Given request: Your answer should be a single number: the count of lines that hold the word "Civic".

Data section:

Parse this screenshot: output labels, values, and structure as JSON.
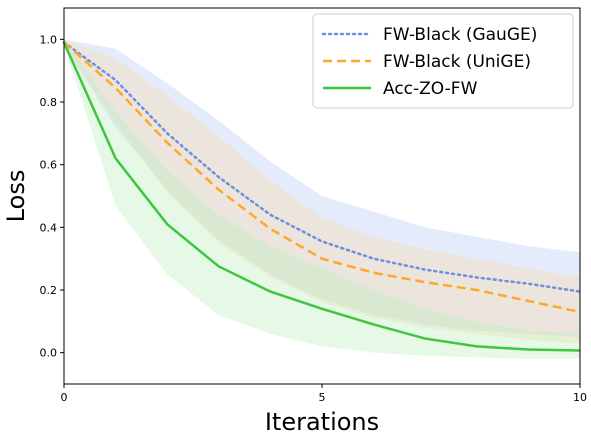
{
  "chart_data": {
    "type": "line",
    "xlabel": "Iterations",
    "ylabel": "Loss",
    "xlim": [
      0,
      10
    ],
    "ylim": [
      -0.1,
      1.1
    ],
    "x_ticks": [
      0,
      5,
      10
    ],
    "y_ticks": [
      0.0,
      0.2,
      0.4,
      0.6,
      0.8,
      1.0
    ],
    "x_tick_labels": [
      "0",
      "5",
      "10"
    ],
    "y_tick_labels": [
      "0.0",
      "0.2",
      "0.4",
      "0.6",
      "0.8",
      "1.0"
    ],
    "grid": false,
    "legend_position": "top-right",
    "x": [
      0,
      1,
      2,
      3,
      4,
      5,
      6,
      7,
      8,
      9,
      10
    ],
    "series": [
      {
        "name": "FW-Black (GauGE)",
        "color": "#6f8fde",
        "style": "dotted",
        "values": [
          0.99,
          0.87,
          0.7,
          0.56,
          0.44,
          0.355,
          0.3,
          0.265,
          0.24,
          0.22,
          0.195
        ],
        "band_upper": [
          1.0,
          0.97,
          0.86,
          0.74,
          0.61,
          0.5,
          0.45,
          0.4,
          0.37,
          0.34,
          0.32
        ],
        "band_lower": [
          0.98,
          0.72,
          0.52,
          0.36,
          0.25,
          0.17,
          0.12,
          0.09,
          0.07,
          0.06,
          0.05
        ],
        "band_color": "#b3c8f5"
      },
      {
        "name": "FW-Black (UniGE)",
        "color": "#ffa726",
        "style": "dashed",
        "values": [
          0.99,
          0.845,
          0.67,
          0.52,
          0.395,
          0.3,
          0.255,
          0.225,
          0.2,
          0.165,
          0.13
        ],
        "band_upper": [
          1.0,
          0.94,
          0.82,
          0.69,
          0.55,
          0.43,
          0.37,
          0.33,
          0.3,
          0.27,
          0.24
        ],
        "band_lower": [
          0.98,
          0.74,
          0.51,
          0.35,
          0.24,
          0.16,
          0.11,
          0.08,
          0.06,
          0.04,
          0.03
        ],
        "band_color": "#f9d9a6"
      },
      {
        "name": "Acc-ZO-FW",
        "color": "#3fc63f",
        "style": "solid",
        "values": [
          0.99,
          0.62,
          0.41,
          0.275,
          0.195,
          0.14,
          0.09,
          0.045,
          0.02,
          0.01,
          0.007
        ],
        "band_upper": [
          1.0,
          0.77,
          0.58,
          0.44,
          0.34,
          0.27,
          0.2,
          0.14,
          0.1,
          0.07,
          0.06
        ],
        "band_lower": [
          0.98,
          0.47,
          0.25,
          0.12,
          0.06,
          0.02,
          0.0,
          -0.01,
          -0.015,
          -0.02,
          -0.02
        ],
        "band_color": "#b7efb7"
      }
    ]
  }
}
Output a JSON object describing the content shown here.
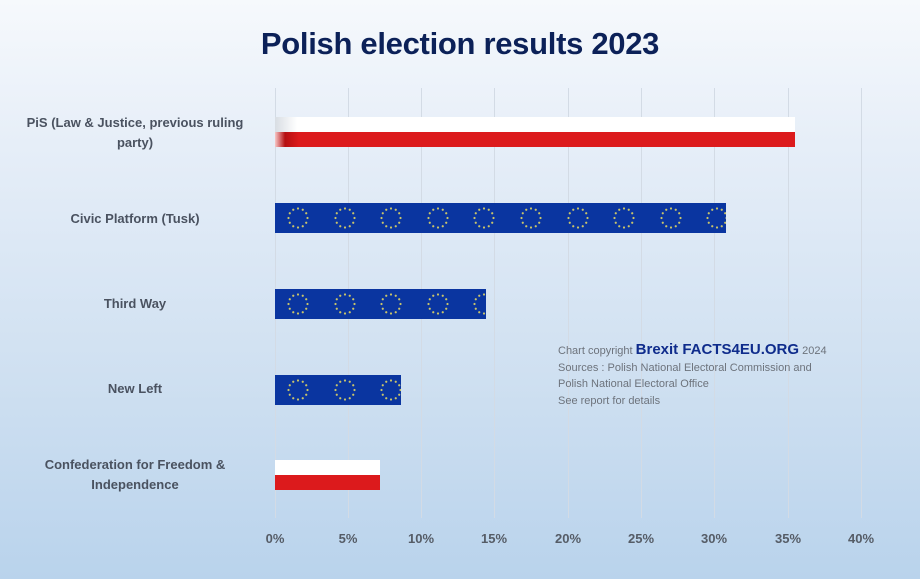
{
  "title": "Polish election results 2023",
  "chart_data": {
    "type": "bar",
    "orientation": "horizontal",
    "title": "Polish election results 2023",
    "categories": [
      "PiS (Law & Justice, previous ruling party)",
      "Civic Platform (Tusk)",
      "Third Way",
      "New Left",
      "Confederation for Freedom & Independence"
    ],
    "values": [
      35.4,
      30.7,
      14.4,
      8.6,
      7.2
    ],
    "bar_styles": [
      "polish-flag",
      "eu-flag",
      "eu-flag",
      "eu-flag",
      "polish-flag"
    ],
    "xlabel": "",
    "ylabel": "",
    "xlim": [
      0,
      40
    ],
    "x_ticks": [
      "0%",
      "5%",
      "10%",
      "15%",
      "20%",
      "25%",
      "30%",
      "35%",
      "40%"
    ],
    "grid": true,
    "legend": null
  },
  "labels": {
    "pis_line1": "PiS (Law & Justice, previous ruling",
    "pis_line2": "party)",
    "civic": "Civic Platform (Tusk)",
    "third_way": "Third Way",
    "new_left": "New Left",
    "conf_line1": "Confederation for Freedom &",
    "conf_line2": "Independence"
  },
  "ticks": [
    "0%",
    "5%",
    "10%",
    "15%",
    "20%",
    "25%",
    "30%",
    "35%",
    "40%"
  ],
  "note": {
    "prefix": "Chart copyright ",
    "brand": "Brexit FACTS4EU.ORG",
    "year": " 2024",
    "line2": "Sources : Polish National Electoral Commission and",
    "line3": "Polish National Electoral Office",
    "line4": "See report for details"
  },
  "colors": {
    "title": "#0c2158",
    "poland_white": "#ffffff",
    "poland_red": "#dc1a1c",
    "eu_blue": "#0a35a0",
    "eu_star": "#c9c46a",
    "brand": "#0f2c8c"
  }
}
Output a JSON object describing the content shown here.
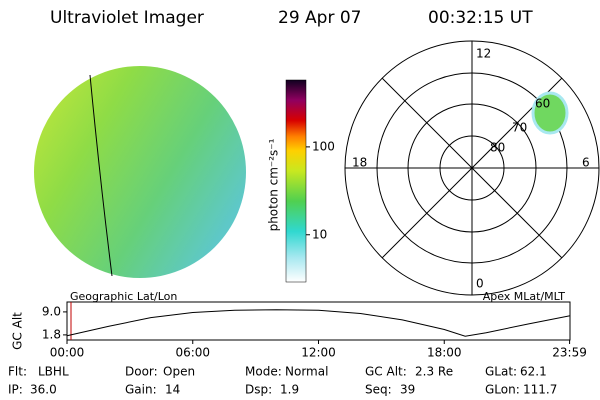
{
  "header": {
    "title": "Ultraviolet Imager",
    "date": "29 Apr 07",
    "time": "00:32:15 UT"
  },
  "image": {
    "label": "Geographic Lat/Lon"
  },
  "colorbar": {
    "label": "photon cm⁻²s⁻¹",
    "ticks": [
      10,
      100
    ],
    "lim": [
      2.9,
      577
    ],
    "log": true
  },
  "polar": {
    "label": "Apex MLat/MLT",
    "hours": [
      "12",
      "18",
      "6",
      "0"
    ],
    "lats": [
      "60",
      "70",
      "80"
    ]
  },
  "altplot": {
    "ylabel": "GC Alt",
    "yticks": [
      {
        "value": 9.0,
        "label": "9.0"
      },
      1.8
    ],
    "ylim": [
      0.2,
      12.1
    ],
    "xlim": [
      0,
      24
    ],
    "xticks": [
      {
        "value": 0,
        "label": "00:00"
      },
      {
        "value": 6,
        "label": "06:00"
      },
      {
        "value": 12,
        "label": "12:00"
      },
      {
        "value": 18,
        "label": "18:00"
      },
      {
        "value": 23.98,
        "label": "23:59"
      }
    ],
    "x": [
      0,
      2,
      4,
      6,
      8,
      10,
      12,
      14,
      16,
      18,
      19,
      20,
      22,
      24
    ],
    "values": [
      1.5,
      4.5,
      7.2,
      8.8,
      9.5,
      9.7,
      9.5,
      8.5,
      6.5,
      3.5,
      1.4,
      2.5,
      5.2,
      7.8
    ]
  },
  "info": [
    [
      [
        "Flt:",
        "LBHL"
      ],
      [
        "Door:",
        "Open"
      ],
      [
        "Mode:",
        "Normal"
      ],
      [
        "GC Alt:",
        "2.3 Re"
      ],
      [
        "GLat:",
        "62.1"
      ]
    ],
    [
      [
        "IP:",
        "36.0"
      ],
      [
        "Gain:",
        "14"
      ],
      [
        "Dsp:",
        "1.9"
      ],
      [
        "Seq:",
        "39"
      ],
      [
        "GLon:",
        "111.7"
      ]
    ]
  ]
}
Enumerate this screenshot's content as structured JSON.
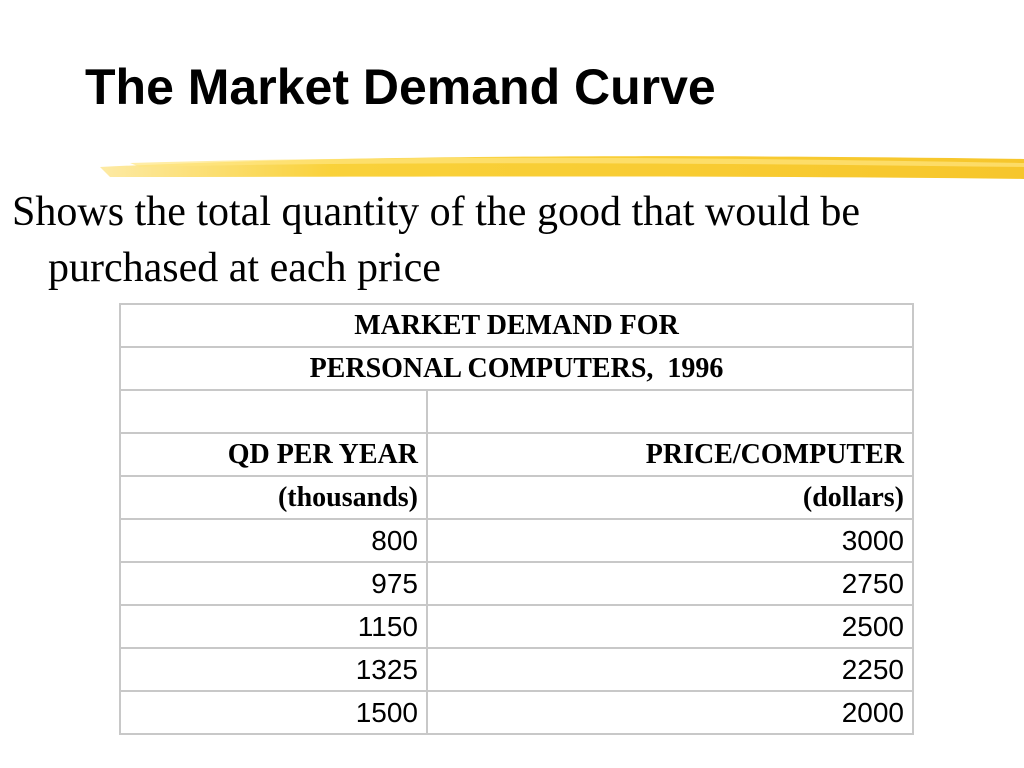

Answer to this problem: 2